PASSAGE GIVEN:
>>>

# Danish Oil over wax?



## jusfine (May 22, 2010)

My wife asked me to add some life to a display piece she uses for selling jewelry. It was made out of Jatoba and originally finished with what looks like wax.

I was wondering if anyone had experience with putting oil over something that has been waxed?

I assume it will not soak in as if it was raw, but will it go blotchy or just be repelled?

Will be working on it tonight, but thought I might benefit from someone else's experience…

Thanks in advance!


----------



## childress (Sep 14, 2008)

If it is waxed, you can try to strip it will mineral spirits or naphtha first and then apply the oil.

Or you could just try to re-wax it….


----------



## MarioF (Feb 6, 2009)

Wax will prevent just about any finish to adhere properly. You need to strip the wax first, a good scrub with mineral spirits, brush and light sanding is usually enough.


----------



## LeeBarker (Aug 6, 2010)

What does it need? Are you trying to renew it, or change the color?

Watco makes a dark wax and a light wax, and when you apply their product with steel wool, you end up cutting off the fuzzies and blending the new product with what's there. It's a failure-proof product, and easy to apply and buff. Worth a try on the legendary "out of sight" place.

Kindly,

Lee


----------



## jusfine (May 22, 2010)

Thanks for the info.

I am working to make it look good again, it appears that the wax has all but disappeared, it looks washed out.

The jatoba has a great color and grain to it, I just really wanted to brighten it up and put something on it that doesn't need to be redone every month…


----------



## DLCW (Feb 18, 2011)

I wouldn't try and put any finish over wax. The wax seals the pores of the wood so the finish can't penetrate. Even surface film finishes (polyurethane) won't adhere to wood with wax on it. They is why you use dewaxed shellac for a sealer.


----------



## blackcherry (Dec 7, 2007)

Great advise by all, DLCW has the best advise. You will have to de-waxed before any further type of finish can be applied, excluding wax of course…BC


----------



## Loren (May 30, 2008)

You won't succeed trying to put finish over wax. You can strip the
wax off though and probably have success.

Mineral spirits or Naptha cuts wax. I'd use synthetic steel wool to
scrub it off.


----------

<<<

DATASET EXCERPT:

>>>

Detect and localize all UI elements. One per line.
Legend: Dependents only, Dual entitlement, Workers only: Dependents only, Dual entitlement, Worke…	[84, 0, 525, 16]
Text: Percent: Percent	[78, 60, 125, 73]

<<<

EXERCISES:
a: In the forum thread above about putting Danish oil over wax, copy the passage from "## MarioF (Feb" up to and including "change the color?".
b: According to the Danish oil thread, what does DLCW say is used as a sealer because finishes won't adhere over wax?
c: Render this sentence from the Danish oil thread in Spanish: "The wax seals the pores of the wood so the finish can't penetrate."

ANSWERS TO THE EXERCISES:
a:
## MarioF (Feb 6, 2009)

Wax will prevent just about any finish to adhere properly. You need to strip the wax first, a good scrub with mineral spirits, brush and light sanding is usually enough.


----------



## LeeBarker (Aug 6, 2010)

What does it need? Are you trying to renew it, or change the color?

b: Dewaxed shellac.

c: La cera sella los poros de la madera, de modo que el acabado no puede penetrar.